-- Record extracts start --

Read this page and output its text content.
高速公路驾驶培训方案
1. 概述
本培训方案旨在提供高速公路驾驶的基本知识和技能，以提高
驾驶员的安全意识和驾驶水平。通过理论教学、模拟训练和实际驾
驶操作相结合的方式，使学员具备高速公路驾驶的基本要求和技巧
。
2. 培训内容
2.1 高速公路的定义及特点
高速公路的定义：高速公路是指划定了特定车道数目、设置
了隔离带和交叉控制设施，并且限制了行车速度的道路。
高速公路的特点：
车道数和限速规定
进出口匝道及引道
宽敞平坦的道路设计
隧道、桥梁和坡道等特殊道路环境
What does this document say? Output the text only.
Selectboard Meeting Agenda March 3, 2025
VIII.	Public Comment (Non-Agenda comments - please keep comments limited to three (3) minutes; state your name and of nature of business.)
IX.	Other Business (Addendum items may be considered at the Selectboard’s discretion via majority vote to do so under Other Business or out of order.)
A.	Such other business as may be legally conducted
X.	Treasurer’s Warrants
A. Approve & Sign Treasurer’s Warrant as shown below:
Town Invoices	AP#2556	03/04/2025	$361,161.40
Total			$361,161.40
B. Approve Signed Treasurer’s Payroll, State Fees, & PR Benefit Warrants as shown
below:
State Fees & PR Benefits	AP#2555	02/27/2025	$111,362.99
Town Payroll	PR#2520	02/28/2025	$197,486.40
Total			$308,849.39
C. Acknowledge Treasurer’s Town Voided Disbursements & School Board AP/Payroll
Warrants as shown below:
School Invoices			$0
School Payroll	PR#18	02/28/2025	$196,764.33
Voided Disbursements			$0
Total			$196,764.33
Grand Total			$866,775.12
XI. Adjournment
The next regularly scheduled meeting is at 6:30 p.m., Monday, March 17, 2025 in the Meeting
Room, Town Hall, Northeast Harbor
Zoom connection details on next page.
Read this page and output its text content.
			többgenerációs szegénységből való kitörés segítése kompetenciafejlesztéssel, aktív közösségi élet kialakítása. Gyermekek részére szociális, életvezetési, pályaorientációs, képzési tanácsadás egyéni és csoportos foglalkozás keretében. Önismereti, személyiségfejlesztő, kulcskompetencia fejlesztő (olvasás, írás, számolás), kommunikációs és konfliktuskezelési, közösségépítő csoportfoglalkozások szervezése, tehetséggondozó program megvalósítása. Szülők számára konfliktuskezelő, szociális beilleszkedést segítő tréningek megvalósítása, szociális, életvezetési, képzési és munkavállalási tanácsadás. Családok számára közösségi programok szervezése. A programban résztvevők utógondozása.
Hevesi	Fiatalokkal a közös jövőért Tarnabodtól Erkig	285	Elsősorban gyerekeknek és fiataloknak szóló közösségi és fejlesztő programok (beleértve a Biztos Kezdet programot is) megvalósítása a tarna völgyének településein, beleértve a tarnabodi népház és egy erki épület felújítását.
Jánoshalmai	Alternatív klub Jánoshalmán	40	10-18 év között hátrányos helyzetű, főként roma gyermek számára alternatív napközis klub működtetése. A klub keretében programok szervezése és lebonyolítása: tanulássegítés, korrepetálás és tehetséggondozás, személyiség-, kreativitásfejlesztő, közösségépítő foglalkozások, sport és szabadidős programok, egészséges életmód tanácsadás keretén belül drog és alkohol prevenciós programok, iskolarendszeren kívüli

-- Record extracts end --

Given instruction: From the records above, copy every line that holds the word "Meeting".

Written reply:
Selectboard Meeting Agenda March 3, 2025
The next regularly scheduled meeting is at 6:30 p.m., Monday, March 17, 2025 in the Meeting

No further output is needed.